### TASK BRIEF
Update the stretch from "probability-cell: 20.67 [1421, 1132, 1536, 1172]" through "probability-cell: 1.87 [1080, 892, 1195, 932]" by replacing "probability-cell" with "value-cell" and leaving everything else unchanged. Give back only those lines.

### RECORDS TO PROCESS
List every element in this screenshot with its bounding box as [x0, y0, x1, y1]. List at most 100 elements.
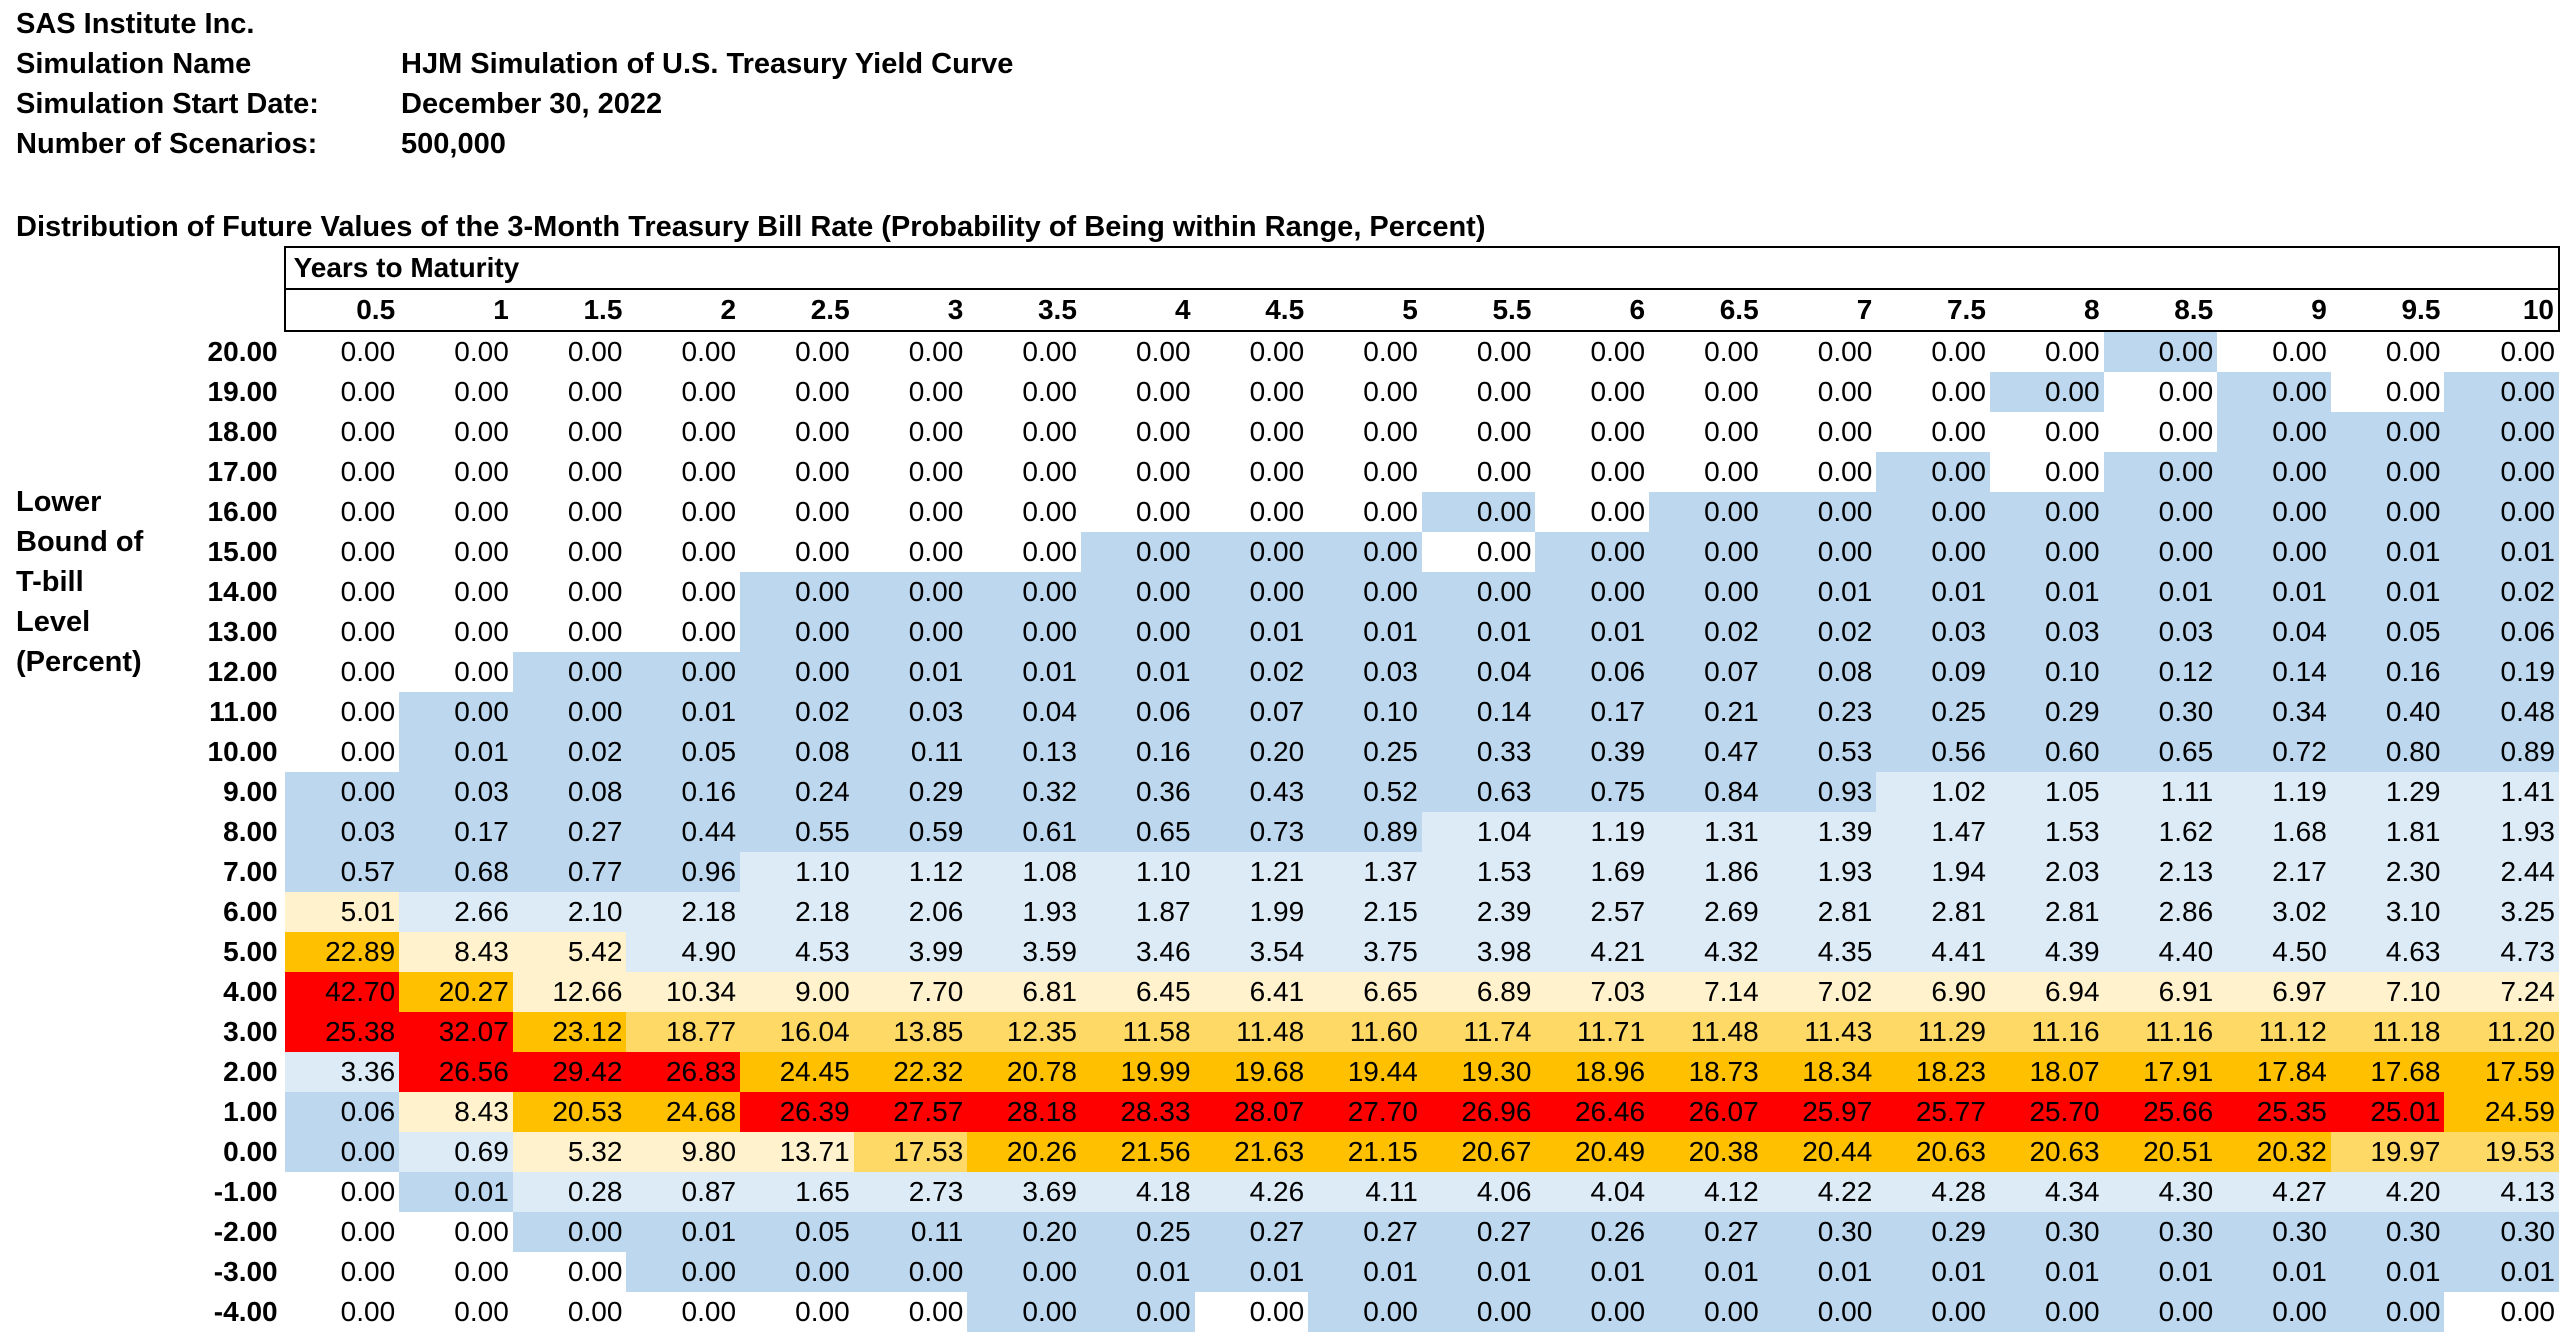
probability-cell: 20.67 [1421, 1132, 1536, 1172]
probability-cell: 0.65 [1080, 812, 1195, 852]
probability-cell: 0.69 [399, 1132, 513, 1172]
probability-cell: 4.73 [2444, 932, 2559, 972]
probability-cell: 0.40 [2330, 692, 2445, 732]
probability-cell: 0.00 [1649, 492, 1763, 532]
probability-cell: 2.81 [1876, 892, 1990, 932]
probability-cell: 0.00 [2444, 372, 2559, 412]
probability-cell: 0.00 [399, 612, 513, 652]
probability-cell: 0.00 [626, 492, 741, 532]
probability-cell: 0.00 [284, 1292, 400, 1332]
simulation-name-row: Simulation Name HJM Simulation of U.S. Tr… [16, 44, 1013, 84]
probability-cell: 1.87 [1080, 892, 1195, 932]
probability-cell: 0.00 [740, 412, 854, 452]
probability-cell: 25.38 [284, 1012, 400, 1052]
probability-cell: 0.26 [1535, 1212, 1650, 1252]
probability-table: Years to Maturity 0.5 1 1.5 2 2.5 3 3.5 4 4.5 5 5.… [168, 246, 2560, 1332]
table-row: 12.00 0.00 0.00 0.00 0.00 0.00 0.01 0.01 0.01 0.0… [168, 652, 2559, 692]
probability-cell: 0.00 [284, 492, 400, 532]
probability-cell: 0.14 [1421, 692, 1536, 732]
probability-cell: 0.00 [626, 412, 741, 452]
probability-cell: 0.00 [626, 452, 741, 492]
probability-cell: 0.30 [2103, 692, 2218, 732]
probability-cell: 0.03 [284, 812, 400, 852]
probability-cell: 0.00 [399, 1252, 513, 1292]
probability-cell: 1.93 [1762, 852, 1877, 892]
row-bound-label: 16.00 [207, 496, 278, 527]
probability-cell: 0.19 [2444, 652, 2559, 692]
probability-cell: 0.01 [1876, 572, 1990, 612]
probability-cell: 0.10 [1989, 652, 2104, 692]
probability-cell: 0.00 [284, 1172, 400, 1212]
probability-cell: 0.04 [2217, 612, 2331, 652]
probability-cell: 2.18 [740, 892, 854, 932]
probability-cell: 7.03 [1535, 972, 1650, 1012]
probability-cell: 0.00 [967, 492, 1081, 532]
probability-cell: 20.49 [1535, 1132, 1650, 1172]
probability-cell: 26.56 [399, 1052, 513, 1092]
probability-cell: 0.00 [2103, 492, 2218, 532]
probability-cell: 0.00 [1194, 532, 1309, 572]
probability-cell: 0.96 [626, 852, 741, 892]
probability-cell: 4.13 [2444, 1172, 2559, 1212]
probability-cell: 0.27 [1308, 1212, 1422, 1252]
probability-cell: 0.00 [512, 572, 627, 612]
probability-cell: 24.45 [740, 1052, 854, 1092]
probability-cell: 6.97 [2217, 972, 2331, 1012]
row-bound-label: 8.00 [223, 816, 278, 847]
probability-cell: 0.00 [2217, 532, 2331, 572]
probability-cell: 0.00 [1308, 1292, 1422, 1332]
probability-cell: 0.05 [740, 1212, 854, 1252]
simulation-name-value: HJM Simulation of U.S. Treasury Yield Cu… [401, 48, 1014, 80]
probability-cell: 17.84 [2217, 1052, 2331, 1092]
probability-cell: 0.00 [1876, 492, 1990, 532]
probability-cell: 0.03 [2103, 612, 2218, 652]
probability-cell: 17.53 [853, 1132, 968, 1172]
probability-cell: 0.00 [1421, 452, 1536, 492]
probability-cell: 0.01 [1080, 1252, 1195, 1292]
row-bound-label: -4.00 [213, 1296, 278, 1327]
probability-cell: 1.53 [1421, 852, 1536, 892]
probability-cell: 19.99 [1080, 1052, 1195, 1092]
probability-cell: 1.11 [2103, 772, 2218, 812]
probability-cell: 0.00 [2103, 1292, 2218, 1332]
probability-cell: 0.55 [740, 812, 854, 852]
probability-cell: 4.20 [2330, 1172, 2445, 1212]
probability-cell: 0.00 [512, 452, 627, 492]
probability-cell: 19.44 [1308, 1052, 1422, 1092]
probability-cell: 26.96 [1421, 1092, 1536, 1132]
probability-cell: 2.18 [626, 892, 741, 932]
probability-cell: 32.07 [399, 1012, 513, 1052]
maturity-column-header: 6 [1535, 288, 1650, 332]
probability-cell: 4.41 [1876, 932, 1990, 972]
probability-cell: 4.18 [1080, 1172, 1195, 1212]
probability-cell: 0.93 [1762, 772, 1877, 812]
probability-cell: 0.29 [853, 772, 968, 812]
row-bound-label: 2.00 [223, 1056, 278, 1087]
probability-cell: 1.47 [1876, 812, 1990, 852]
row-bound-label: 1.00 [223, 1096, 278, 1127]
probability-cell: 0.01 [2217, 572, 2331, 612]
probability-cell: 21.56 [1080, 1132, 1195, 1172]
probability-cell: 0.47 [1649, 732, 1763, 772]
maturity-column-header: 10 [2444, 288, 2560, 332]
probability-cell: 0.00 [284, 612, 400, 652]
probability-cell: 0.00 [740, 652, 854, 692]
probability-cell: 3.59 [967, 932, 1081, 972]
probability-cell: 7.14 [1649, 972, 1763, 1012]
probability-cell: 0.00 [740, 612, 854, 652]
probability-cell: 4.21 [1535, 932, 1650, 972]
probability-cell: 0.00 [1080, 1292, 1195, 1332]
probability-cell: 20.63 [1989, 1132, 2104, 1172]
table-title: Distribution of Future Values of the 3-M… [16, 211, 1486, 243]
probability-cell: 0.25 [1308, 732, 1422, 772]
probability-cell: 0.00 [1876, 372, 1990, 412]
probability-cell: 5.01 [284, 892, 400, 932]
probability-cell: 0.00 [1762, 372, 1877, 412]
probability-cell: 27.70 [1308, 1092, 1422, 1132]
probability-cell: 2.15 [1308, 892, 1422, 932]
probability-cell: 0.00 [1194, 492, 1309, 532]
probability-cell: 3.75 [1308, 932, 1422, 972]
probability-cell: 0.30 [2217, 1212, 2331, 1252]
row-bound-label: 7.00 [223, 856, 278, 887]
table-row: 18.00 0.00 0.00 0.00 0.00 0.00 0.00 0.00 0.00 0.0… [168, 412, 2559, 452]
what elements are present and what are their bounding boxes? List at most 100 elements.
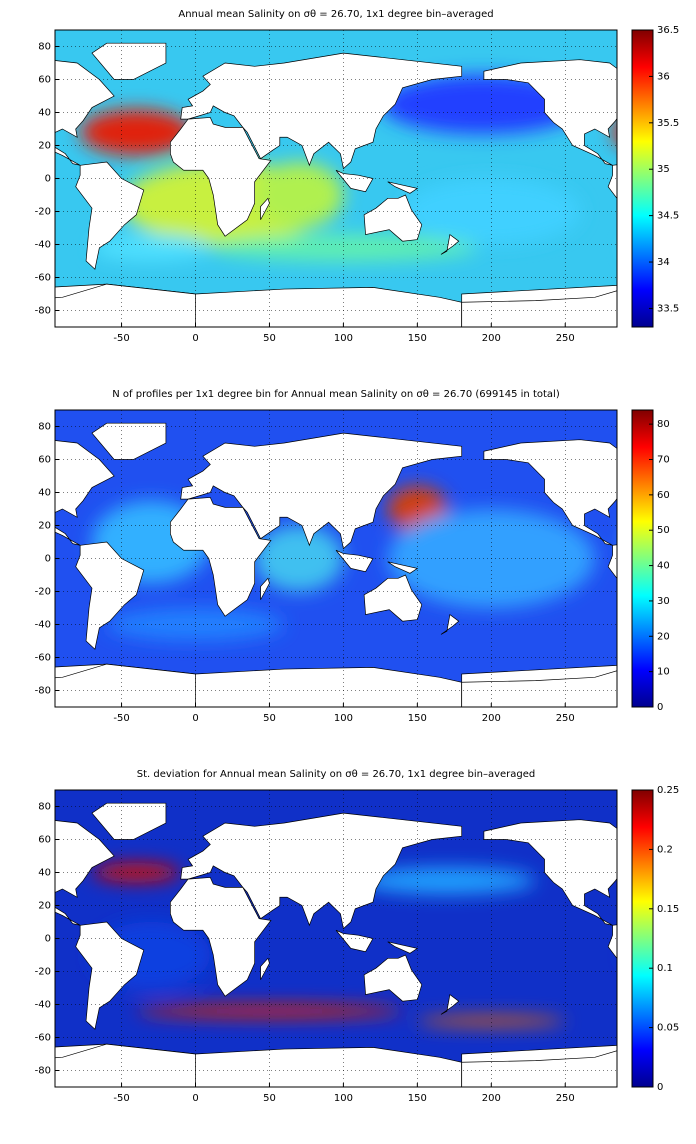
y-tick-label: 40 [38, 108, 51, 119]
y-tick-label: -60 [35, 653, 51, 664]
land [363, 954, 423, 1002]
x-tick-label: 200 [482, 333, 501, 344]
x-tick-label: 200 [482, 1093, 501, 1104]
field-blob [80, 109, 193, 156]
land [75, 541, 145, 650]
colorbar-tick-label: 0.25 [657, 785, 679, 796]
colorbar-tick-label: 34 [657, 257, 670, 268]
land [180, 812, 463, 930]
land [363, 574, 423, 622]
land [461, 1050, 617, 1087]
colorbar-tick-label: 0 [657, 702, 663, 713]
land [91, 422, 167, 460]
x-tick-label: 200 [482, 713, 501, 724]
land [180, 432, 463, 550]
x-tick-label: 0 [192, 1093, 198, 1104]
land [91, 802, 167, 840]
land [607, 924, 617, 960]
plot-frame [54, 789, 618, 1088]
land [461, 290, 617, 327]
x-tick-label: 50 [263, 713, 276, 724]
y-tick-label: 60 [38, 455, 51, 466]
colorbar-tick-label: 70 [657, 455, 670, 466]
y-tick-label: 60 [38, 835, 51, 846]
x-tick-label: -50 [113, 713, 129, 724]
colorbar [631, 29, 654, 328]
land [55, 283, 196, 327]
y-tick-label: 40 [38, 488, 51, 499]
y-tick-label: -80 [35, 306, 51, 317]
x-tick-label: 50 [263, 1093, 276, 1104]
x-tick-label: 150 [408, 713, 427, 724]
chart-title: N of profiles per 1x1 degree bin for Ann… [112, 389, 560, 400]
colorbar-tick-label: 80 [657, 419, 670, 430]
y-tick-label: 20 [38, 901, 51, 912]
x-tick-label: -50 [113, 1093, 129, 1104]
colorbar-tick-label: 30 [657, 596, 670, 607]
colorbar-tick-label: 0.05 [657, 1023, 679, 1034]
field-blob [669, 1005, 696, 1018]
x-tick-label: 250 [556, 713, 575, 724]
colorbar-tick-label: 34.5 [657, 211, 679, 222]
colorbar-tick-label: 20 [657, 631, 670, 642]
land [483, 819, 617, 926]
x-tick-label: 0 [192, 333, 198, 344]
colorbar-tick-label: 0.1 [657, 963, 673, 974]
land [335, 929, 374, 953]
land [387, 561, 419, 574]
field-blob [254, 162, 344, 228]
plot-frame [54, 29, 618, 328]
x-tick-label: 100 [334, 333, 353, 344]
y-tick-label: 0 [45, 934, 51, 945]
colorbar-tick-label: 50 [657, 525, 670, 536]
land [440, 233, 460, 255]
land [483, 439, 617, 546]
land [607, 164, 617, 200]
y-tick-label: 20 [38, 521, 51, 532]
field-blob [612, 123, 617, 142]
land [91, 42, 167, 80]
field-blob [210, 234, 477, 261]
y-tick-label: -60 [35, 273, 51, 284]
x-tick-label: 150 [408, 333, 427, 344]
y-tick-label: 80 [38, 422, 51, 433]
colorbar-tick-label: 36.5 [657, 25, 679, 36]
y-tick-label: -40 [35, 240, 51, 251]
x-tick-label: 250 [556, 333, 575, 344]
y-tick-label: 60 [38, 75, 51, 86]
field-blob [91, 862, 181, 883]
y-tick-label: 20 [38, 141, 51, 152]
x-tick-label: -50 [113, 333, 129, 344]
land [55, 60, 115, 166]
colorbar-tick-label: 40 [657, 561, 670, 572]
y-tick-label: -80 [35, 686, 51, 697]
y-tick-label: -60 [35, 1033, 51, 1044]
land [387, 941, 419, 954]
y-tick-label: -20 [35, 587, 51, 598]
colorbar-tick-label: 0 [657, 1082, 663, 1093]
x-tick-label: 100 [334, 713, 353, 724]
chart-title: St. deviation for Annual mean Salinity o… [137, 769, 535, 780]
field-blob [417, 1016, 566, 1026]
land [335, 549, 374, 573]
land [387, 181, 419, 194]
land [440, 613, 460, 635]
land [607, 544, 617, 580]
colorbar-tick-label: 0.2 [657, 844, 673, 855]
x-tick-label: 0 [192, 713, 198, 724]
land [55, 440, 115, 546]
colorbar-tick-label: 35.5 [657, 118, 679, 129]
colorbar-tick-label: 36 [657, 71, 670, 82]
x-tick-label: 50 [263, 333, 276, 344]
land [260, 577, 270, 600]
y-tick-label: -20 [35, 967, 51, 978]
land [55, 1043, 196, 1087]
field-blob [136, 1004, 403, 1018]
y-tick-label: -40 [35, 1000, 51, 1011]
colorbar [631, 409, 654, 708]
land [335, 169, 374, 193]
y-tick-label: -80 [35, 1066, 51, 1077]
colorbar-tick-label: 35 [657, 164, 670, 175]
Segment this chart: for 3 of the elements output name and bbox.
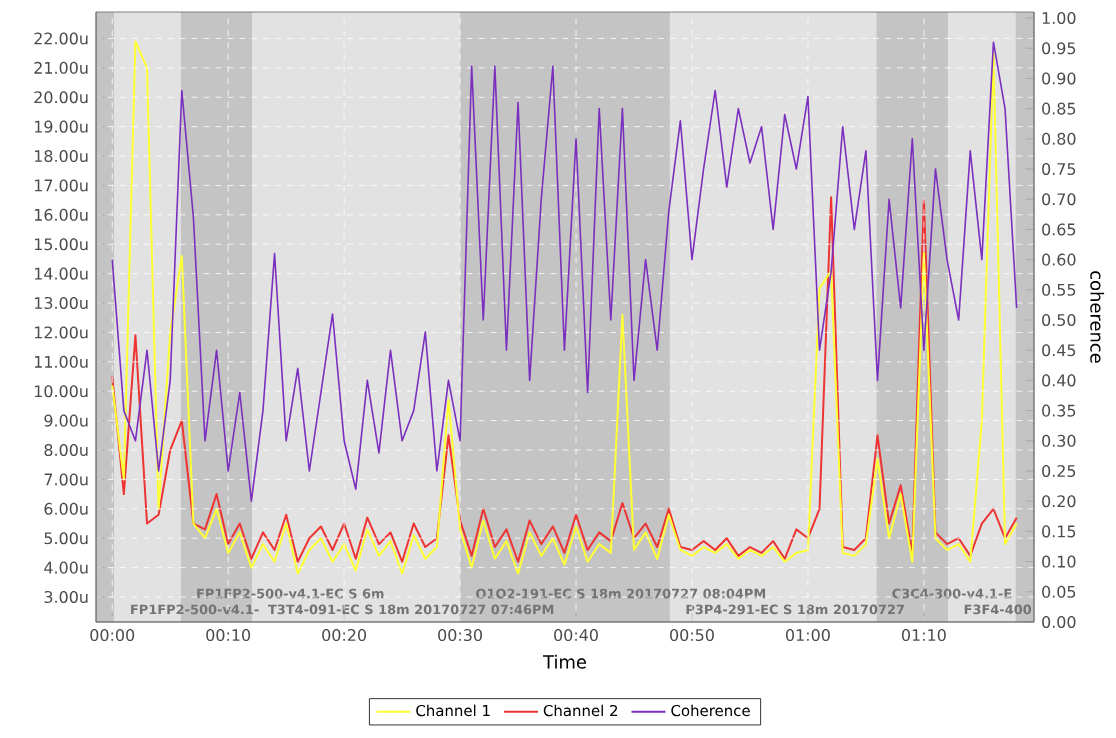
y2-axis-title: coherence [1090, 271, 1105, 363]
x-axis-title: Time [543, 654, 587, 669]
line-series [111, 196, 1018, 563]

### THE RESPONSE
value-cell: 20.67 [1421, 1132, 1536, 1172]
value-cell: 0.65 [1080, 812, 1195, 852]
value-cell: 0.69 [399, 1132, 513, 1172]
value-cell: 4.73 [2444, 932, 2559, 972]
value-cell: 0.40 [2330, 692, 2445, 732]
value-cell: 0.00 [1649, 492, 1763, 532]
value-cell: 2.81 [1876, 892, 1990, 932]
value-cell: 0.00 [2444, 372, 2559, 412]
value-cell: 0.00 [399, 612, 513, 652]
value-cell: 0.00 [626, 492, 741, 532]
value-cell: 0.00 [284, 1292, 400, 1332]
simulation-name-row: Simulation Name HJM Simulation of U.S. Tr… [16, 44, 1013, 84]
value-cell: 1.87 [1080, 892, 1195, 932]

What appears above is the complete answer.